The problem: Reproduce every line of the listing as written, apart from the pictures.

Given records:

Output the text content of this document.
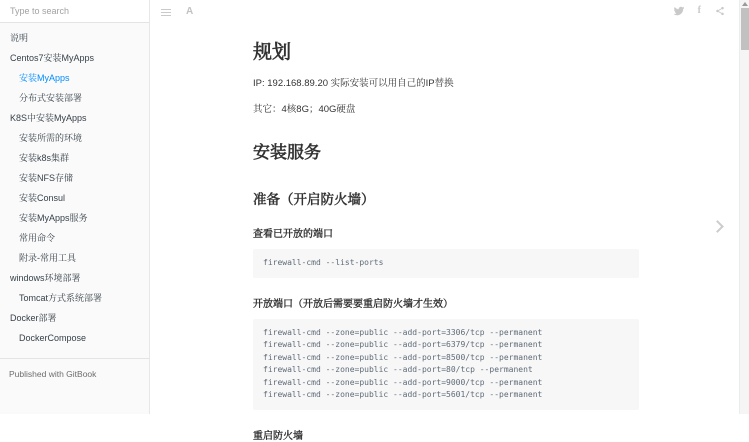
Type to search
说明
Centos7安装MyApps
安装MyApps
分布式安装部署
K8S中安装MyApps
安装所需的环境
安装k8s集群
安装NFS存储
安装Consul
安装MyApps服务
常用命令
附录-常用工具
windows环境部署
Tomcat方式系统部署
Docker部署
DockerCompose
Published with GitBook
A	f
规划

IP: 192.168.89.20 实际安装可以用自己的IP替换

其它：4核8G；40G硬盘

安装服务
准备（开启防火墙）
查看已开放的端口
firewall-cmd --list-ports
开放端口（开放后需要要重启防火墙才生效）
firewall-cmd --zone=public --add-port=3306/tcp --permanent
firewall-cmd --zone=public --add-port=6379/tcp --permanent
firewall-cmd --zone=public --add-port=8500/tcp --permanent
firewall-cmd --zone=public --add-port=80/tcp --permanent
firewall-cmd --zone=public --add-port=9000/tcp --permanent
firewall-cmd --zone=public --add-port=5601/tcp --permanent
重启防火墙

Task result:
Output the text content of this document.
Type to search
说明
Centos7安装MyApps
安装MyApps
分布式安装部署
K8S中安装MyApps
安装所需的环境
安装k8s集群
安装NFS存储
安装Consul
安装MyApps服务
常用命令
附录-常用工具
windows环境部署
Tomcat方式系统部署
Docker部署
DockerCompose
Published with GitBook
A	f
规划

IP: 192.168.89.20 实际安装可以用自己的IP替换

其它：4核8G；40G硬盘

安装服务
准备（开启防火墙）
查看已开放的端口
firewall-cmd --list-ports
开放端口（开放后需要要重启防火墙才生效）
firewall-cmd --zone=public --add-port=3306/tcp --permanent
firewall-cmd --zone=public --add-port=6379/tcp --permanent
firewall-cmd --zone=public --add-port=8500/tcp --permanent
firewall-cmd --zone=public --add-port=80/tcp --permanent
firewall-cmd --zone=public --add-port=9000/tcp --permanent
firewall-cmd --zone=public --add-port=5601/tcp --permanent
重启防火墙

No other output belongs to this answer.